• To do
Set down the line that contains "What text is on this page?" and every line after it to the end of the entries, exactly as they stand and nothing more.

• Information given
★ ★ ★ ★ ★

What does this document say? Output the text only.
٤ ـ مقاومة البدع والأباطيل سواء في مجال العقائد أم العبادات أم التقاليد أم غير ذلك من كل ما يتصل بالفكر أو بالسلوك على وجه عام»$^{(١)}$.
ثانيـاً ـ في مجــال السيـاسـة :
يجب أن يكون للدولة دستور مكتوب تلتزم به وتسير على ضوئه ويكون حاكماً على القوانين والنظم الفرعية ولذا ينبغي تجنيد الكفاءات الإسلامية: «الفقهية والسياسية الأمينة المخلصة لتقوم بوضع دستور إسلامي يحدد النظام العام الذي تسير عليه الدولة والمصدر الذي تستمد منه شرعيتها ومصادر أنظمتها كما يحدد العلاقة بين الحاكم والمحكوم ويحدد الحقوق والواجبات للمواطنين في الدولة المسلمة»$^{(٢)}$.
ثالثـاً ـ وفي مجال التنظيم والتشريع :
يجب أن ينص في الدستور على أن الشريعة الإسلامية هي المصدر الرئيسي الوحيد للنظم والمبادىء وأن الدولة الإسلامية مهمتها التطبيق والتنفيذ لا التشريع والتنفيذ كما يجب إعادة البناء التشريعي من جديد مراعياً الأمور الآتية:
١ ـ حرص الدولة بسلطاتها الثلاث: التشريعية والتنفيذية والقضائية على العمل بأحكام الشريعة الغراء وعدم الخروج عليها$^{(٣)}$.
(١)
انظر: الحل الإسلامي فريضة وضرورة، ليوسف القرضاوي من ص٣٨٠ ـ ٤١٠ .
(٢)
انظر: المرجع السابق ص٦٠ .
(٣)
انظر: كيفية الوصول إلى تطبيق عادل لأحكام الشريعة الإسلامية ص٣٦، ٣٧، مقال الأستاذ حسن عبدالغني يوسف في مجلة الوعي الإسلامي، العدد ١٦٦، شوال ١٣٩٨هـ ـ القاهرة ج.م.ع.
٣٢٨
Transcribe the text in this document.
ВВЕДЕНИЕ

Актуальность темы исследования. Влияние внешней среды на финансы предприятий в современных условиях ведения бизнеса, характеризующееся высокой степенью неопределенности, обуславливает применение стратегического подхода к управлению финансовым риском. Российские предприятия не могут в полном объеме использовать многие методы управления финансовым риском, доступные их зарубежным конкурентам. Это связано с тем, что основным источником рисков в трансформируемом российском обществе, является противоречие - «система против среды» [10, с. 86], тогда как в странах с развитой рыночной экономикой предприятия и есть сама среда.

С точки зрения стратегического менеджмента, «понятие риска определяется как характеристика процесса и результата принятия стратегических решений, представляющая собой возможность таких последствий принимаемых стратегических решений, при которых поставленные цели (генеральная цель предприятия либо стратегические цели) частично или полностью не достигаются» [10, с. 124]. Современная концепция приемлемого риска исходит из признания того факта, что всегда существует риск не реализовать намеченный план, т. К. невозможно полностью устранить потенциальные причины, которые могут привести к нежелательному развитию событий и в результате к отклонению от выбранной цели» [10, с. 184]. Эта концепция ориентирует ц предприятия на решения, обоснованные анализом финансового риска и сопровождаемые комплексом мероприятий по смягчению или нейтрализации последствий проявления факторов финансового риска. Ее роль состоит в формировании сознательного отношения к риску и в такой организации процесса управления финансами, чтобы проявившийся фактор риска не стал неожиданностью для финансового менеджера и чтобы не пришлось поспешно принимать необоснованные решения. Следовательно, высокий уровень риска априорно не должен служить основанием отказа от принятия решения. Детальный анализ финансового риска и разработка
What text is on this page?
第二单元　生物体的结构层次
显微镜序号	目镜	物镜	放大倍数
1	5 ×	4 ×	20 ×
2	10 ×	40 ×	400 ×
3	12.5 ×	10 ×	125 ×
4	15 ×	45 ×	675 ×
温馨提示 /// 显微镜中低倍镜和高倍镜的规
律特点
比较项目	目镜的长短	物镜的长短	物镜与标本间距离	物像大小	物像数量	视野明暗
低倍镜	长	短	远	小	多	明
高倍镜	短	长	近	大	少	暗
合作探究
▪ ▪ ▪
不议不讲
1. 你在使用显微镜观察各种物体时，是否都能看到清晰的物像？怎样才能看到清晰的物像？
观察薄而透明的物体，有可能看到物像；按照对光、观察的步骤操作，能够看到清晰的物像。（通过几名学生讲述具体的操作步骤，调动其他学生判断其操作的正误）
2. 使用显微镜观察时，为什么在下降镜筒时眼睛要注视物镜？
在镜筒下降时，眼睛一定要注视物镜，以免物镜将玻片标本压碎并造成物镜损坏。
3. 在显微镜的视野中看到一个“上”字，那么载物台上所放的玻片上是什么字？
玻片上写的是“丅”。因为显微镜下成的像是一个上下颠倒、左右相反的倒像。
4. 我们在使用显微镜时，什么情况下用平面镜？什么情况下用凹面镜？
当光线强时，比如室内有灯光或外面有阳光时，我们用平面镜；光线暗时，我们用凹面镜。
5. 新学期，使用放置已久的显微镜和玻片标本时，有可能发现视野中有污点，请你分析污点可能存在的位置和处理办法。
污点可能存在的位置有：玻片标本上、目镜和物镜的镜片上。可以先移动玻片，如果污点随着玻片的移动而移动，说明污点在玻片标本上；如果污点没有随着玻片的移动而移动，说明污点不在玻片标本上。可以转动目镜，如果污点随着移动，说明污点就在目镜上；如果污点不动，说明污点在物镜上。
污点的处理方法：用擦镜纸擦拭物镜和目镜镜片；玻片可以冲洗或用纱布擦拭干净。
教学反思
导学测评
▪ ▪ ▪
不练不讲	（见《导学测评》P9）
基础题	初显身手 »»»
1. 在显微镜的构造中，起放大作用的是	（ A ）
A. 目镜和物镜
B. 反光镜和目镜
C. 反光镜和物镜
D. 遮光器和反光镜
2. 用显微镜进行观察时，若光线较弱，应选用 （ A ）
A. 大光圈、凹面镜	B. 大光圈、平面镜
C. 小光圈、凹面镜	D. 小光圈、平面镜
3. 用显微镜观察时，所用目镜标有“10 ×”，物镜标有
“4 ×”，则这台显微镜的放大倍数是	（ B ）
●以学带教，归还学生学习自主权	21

★ ★ ★ ★ ★

• Response to the exercise
What text is on this page?
第二单元　生物体的结构层次
显微镜序号	目镜	物镜	放大倍数
1	5 ×	4 ×	20 ×
2	10 ×	40 ×	400 ×
3	12.5 ×	10 ×	125 ×
4	15 ×	45 ×	675 ×
温馨提示 /// 显微镜中低倍镜和高倍镜的规
律特点
比较项目	目镜的长短	物镜的长短	物镜与标本间距离	物像大小	物像数量	视野明暗
低倍镜	长	短	远	小	多	明
高倍镜	短	长	近	大	少	暗
合作探究
▪ ▪ ▪
不议不讲
1. 你在使用显微镜观察各种物体时，是否都能看到清晰的物像？怎样才能看到清晰的物像？
观察薄而透明的物体，有可能看到物像；按照对光、观察的步骤操作，能够看到清晰的物像。（通过几名学生讲述具体的操作步骤，调动其他学生判断其操作的正误）
2. 使用显微镜观察时，为什么在下降镜筒时眼睛要注视物镜？
在镜筒下降时，眼睛一定要注视物镜，以免物镜将玻片标本压碎并造成物镜损坏。
3. 在显微镜的视野中看到一个“上”字，那么载物台上所放的玻片上是什么字？
玻片上写的是“丅”。因为显微镜下成的像是一个上下颠倒、左右相反的倒像。
4. 我们在使用显微镜时，什么情况下用平面镜？什么情况下用凹面镜？
当光线强时，比如室内有灯光或外面有阳光时，我们用平面镜；光线暗时，我们用凹面镜。
5. 新学期，使用放置已久的显微镜和玻片标本时，有可能发现视野中有污点，请你分析污点可能存在的位置和处理办法。
污点可能存在的位置有：玻片标本上、目镜和物镜的镜片上。可以先移动玻片，如果污点随着玻片的移动而移动，说明污点在玻片标本上；如果污点没有随着玻片的移动而移动，说明污点不在玻片标本上。可以转动目镜，如果污点随着移动，说明污点就在目镜上；如果污点不动，说明污点在物镜上。
污点的处理方法：用擦镜纸擦拭物镜和目镜镜片；玻片可以冲洗或用纱布擦拭干净。
教学反思
导学测评
▪ ▪ ▪
不练不讲	（见《导学测评》P9）
基础题	初显身手 »»»
1. 在显微镜的构造中，起放大作用的是	（ A ）
A. 目镜和物镜
B. 反光镜和目镜
C. 反光镜和物镜
D. 遮光器和反光镜
2. 用显微镜进行观察时，若光线较弱，应选用 （ A ）
A. 大光圈、凹面镜	B. 大光圈、平面镜
C. 小光圈、凹面镜	D. 小光圈、平面镜
3. 用显微镜观察时，所用目镜标有“10 ×”，物镜标有
“4 ×”，则这台显微镜的放大倍数是	（ B ）
●以学带教，归还学生学习自主权	21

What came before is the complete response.